◆ MATERIAL TO PROCESS:

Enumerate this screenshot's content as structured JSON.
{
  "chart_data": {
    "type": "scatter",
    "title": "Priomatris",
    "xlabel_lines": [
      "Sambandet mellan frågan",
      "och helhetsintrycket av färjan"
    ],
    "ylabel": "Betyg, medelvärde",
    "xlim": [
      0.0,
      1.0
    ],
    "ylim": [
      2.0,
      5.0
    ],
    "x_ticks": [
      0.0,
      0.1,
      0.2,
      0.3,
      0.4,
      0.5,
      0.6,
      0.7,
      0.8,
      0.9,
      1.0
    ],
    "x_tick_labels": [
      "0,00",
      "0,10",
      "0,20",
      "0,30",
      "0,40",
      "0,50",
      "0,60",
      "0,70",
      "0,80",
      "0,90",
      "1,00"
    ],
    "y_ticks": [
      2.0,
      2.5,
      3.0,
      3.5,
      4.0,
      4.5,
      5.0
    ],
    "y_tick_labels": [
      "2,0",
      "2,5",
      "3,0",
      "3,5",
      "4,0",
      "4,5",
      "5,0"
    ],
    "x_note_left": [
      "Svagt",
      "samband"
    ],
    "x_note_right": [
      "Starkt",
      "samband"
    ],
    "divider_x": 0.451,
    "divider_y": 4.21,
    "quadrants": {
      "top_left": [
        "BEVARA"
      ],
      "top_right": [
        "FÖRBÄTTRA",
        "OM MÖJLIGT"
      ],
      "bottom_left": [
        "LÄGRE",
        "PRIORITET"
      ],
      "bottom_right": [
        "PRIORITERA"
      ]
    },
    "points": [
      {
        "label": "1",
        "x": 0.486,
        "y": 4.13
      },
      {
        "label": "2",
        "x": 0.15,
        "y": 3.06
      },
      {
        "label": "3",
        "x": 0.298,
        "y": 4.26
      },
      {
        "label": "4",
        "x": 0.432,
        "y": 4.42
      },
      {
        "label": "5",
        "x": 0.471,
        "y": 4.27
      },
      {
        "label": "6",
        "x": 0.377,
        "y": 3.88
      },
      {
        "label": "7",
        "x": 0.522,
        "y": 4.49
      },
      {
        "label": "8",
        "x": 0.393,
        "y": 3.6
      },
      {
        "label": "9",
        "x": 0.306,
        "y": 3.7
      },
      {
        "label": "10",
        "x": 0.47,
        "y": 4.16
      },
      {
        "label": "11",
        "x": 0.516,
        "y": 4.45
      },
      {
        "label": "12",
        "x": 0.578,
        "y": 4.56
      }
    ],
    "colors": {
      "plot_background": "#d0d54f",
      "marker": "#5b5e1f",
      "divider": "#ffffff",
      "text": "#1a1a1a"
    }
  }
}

◆ WHAT IS ASKED:
Every entry needs to be retyped exactly.

◆ RESPONSE BELOW:
Enumerate this screenshot's content as structured JSON.
{
  "chart_data": {
    "type": "scatter",
    "title": "Priomatris",
    "xlabel_lines": [
      "Sambandet mellan frågan",
      "och helhetsintrycket av färjan"
    ],
    "ylabel": "Betyg, medelvärde",
    "xlim": [
      0.0,
      1.0
    ],
    "ylim": [
      2.0,
      5.0
    ],
    "x_ticks": [
      0.0,
      0.1,
      0.2,
      0.3,
      0.4,
      0.5,
      0.6,
      0.7,
      0.8,
      0.9,
      1.0
    ],
    "x_tick_labels": [
      "0,00",
      "0,10",
      "0,20",
      "0,30",
      "0,40",
      "0,50",
      "0,60",
      "0,70",
      "0,80",
      "0,90",
      "1,00"
    ],
    "y_ticks": [
      2.0,
      2.5,
      3.0,
      3.5,
      4.0,
      4.5,
      5.0
    ],
    "y_tick_labels": [
      "2,0",
      "2,5",
      "3,0",
      "3,5",
      "4,0",
      "4,5",
      "5,0"
    ],
    "x_note_left": [
      "Svagt",
      "samband"
    ],
    "x_note_right": [
      "Starkt",
      "samband"
    ],
    "divider_x": 0.451,
    "divider_y": 4.21,
    "quadrants": {
      "top_left": [
        "BEVARA"
      ],
      "top_right": [
        "FÖRBÄTTRA",
        "OM MÖJLIGT"
      ],
      "bottom_left": [
        "LÄGRE",
        "PRIORITET"
      ],
      "bottom_right": [
        "PRIORITERA"
      ]
    },
    "points": [
      {
        "label": "1",
        "x": 0.486,
        "y": 4.13
      },
      {
        "label": "2",
        "x": 0.15,
        "y": 3.06
      },
      {
        "label": "3",
        "x": 0.298,
        "y": 4.26
      },
      {
        "label": "4",
        "x": 0.432,
        "y": 4.42
      },
      {
        "label": "5",
        "x": 0.471,
        "y": 4.27
      },
      {
        "label": "6",
        "x": 0.377,
        "y": 3.88
      },
      {
        "label": "7",
        "x": 0.522,
        "y": 4.49
      },
      {
        "label": "8",
        "x": 0.393,
        "y": 3.6
      },
      {
        "label": "9",
        "x": 0.306,
        "y": 3.7
      },
      {
        "label": "10",
        "x": 0.47,
        "y": 4.16
      },
      {
        "label": "11",
        "x": 0.516,
        "y": 4.45
      },
      {
        "label": "12",
        "x": 0.578,
        "y": 4.56
      }
    ],
    "colors": {
      "plot_background": "#d0d54f",
      "marker": "#5b5e1f",
      "divider": "#ffffff",
      "text": "#1a1a1a"
    }
  }
}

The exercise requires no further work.